- [PROMPT]:
Copy all lines in which the word "EURCADv" can be found.

- [INPUT FOR THIS TASK]:
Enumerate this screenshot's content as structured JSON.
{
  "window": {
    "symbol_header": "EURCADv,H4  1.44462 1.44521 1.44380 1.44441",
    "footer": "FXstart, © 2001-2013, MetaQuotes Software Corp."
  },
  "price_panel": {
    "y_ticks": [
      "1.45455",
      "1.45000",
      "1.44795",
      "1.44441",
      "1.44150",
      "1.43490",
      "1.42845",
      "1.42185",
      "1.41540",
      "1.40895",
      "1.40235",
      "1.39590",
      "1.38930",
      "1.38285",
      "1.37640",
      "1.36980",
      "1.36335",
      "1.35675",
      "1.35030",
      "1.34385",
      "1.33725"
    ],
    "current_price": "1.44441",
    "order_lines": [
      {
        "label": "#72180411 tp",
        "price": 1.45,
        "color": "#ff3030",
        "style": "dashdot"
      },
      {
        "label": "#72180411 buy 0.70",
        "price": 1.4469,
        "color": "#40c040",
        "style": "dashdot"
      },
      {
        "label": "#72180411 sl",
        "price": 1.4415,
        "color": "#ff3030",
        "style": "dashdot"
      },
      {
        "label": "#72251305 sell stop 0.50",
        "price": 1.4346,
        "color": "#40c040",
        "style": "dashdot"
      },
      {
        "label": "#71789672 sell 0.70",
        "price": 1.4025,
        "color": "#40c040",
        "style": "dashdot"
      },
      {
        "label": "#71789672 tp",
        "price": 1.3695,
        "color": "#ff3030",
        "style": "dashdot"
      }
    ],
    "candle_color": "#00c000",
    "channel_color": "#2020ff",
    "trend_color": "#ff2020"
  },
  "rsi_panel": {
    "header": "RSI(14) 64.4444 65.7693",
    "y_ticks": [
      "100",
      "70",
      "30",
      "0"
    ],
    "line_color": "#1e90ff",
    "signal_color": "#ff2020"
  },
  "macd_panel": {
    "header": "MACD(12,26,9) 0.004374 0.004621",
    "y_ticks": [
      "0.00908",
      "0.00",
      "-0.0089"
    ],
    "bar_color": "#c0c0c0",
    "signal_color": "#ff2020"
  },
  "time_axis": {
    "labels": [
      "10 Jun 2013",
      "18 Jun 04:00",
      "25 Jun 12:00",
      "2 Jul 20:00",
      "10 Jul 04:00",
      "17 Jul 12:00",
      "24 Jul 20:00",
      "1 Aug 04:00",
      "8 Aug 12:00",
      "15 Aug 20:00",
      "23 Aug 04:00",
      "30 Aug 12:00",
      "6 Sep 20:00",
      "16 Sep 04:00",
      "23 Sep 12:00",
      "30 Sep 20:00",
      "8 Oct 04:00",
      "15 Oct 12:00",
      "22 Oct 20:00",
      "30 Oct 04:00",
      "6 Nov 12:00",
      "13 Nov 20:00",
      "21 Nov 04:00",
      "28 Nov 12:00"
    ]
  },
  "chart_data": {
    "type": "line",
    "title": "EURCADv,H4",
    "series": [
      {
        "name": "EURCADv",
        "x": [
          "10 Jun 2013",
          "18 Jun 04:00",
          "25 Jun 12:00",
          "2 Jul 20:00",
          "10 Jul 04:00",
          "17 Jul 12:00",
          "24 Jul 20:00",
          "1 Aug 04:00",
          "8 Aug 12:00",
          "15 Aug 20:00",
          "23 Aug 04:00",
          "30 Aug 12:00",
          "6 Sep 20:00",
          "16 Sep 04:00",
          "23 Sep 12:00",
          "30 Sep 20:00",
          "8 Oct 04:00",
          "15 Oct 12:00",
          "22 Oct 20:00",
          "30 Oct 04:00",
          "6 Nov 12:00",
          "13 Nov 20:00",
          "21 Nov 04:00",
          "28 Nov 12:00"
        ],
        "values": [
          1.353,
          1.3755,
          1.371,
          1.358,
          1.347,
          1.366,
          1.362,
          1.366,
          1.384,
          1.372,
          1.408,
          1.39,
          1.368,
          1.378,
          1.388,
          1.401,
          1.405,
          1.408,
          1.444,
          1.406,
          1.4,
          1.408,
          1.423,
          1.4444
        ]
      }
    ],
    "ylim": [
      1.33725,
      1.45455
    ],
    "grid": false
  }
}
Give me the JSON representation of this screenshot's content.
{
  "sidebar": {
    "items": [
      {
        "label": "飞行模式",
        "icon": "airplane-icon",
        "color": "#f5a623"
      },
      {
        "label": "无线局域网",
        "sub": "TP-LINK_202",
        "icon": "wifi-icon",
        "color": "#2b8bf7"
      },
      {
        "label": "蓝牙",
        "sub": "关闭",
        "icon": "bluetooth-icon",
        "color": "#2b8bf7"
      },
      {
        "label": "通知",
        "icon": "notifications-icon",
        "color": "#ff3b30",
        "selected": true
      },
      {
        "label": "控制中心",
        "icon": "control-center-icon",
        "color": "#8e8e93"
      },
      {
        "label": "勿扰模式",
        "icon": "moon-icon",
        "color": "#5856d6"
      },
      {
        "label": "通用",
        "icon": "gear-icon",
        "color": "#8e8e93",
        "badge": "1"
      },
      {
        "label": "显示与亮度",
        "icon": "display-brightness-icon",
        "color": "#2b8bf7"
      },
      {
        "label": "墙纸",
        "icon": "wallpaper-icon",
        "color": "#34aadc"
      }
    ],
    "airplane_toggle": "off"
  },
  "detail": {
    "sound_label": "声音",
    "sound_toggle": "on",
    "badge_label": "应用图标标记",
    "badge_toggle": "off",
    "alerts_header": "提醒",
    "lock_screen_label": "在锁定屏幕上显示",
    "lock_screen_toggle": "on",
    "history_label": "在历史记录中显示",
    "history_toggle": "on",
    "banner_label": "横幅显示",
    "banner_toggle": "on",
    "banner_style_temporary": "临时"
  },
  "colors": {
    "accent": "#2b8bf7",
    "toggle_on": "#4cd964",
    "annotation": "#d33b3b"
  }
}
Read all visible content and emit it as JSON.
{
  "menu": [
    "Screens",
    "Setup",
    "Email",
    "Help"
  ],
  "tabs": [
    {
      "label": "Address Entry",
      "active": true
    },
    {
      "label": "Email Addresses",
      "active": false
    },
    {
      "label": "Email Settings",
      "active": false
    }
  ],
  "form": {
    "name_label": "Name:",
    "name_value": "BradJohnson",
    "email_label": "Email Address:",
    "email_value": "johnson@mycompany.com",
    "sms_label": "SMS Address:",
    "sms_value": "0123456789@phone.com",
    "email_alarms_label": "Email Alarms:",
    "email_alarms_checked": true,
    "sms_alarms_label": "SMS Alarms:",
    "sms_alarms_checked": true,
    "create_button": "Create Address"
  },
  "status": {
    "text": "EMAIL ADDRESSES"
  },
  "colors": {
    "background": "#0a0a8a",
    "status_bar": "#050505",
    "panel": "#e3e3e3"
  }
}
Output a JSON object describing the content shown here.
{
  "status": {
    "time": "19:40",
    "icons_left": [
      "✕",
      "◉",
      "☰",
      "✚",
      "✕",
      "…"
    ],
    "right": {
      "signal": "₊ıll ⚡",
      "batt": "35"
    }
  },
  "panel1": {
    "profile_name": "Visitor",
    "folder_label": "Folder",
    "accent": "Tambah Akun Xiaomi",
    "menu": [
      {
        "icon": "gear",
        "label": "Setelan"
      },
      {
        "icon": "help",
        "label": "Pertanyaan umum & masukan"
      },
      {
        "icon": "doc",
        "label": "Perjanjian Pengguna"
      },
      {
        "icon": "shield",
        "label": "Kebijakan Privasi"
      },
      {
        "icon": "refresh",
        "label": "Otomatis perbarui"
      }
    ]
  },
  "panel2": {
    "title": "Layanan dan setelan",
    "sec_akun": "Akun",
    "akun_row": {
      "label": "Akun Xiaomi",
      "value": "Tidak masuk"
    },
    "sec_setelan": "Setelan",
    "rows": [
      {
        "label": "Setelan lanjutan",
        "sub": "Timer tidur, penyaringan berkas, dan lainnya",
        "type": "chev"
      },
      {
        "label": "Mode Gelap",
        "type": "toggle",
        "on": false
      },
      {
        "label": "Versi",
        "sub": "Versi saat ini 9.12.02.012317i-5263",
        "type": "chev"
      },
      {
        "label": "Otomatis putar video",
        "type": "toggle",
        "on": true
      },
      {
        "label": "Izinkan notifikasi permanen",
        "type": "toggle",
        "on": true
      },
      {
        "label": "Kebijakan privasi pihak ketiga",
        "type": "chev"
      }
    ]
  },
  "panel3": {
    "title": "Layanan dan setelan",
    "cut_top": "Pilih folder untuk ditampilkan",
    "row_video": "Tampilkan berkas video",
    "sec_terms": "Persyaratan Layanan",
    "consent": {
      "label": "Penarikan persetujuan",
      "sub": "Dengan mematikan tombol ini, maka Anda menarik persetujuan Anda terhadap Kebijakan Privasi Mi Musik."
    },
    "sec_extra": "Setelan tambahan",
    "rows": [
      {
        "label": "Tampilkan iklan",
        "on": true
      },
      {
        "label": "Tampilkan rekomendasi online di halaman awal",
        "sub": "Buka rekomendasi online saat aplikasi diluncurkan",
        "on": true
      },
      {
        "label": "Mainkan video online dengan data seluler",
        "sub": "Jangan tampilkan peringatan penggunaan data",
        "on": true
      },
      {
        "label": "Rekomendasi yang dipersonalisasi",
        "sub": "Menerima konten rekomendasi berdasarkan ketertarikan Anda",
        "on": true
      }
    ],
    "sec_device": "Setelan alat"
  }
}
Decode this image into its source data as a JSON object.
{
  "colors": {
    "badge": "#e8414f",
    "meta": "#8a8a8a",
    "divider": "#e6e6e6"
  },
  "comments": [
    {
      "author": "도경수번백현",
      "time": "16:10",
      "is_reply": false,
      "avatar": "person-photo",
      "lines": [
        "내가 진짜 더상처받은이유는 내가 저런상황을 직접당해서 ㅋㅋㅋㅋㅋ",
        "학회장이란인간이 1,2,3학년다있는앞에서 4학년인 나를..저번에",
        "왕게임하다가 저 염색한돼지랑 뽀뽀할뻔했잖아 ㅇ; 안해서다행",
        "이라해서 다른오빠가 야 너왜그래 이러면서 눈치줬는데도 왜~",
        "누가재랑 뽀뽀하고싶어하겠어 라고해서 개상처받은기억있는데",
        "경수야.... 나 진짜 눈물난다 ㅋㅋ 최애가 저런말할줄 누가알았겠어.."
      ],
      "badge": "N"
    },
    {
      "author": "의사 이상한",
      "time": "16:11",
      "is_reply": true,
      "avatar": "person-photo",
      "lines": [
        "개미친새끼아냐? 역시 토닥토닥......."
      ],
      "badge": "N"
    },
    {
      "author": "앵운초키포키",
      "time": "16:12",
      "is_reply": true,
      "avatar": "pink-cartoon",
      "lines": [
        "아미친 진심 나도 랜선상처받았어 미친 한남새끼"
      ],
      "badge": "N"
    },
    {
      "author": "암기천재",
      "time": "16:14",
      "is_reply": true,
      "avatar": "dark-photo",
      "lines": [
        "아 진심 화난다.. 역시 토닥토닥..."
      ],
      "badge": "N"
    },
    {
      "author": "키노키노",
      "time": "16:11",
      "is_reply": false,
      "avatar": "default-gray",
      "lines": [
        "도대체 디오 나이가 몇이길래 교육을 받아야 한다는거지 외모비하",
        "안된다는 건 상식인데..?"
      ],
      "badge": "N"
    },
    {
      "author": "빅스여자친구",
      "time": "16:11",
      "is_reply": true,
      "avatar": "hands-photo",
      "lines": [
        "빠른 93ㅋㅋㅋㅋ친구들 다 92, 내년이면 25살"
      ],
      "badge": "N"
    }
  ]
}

- [OUTPUT FOR THIS EXERCISE]:
    "symbol_header": "EURCADv,H4  1.44462 1.44521 1.44380 1.44441",
    "title": "EURCADv,H4",
        "name": "EURCADv",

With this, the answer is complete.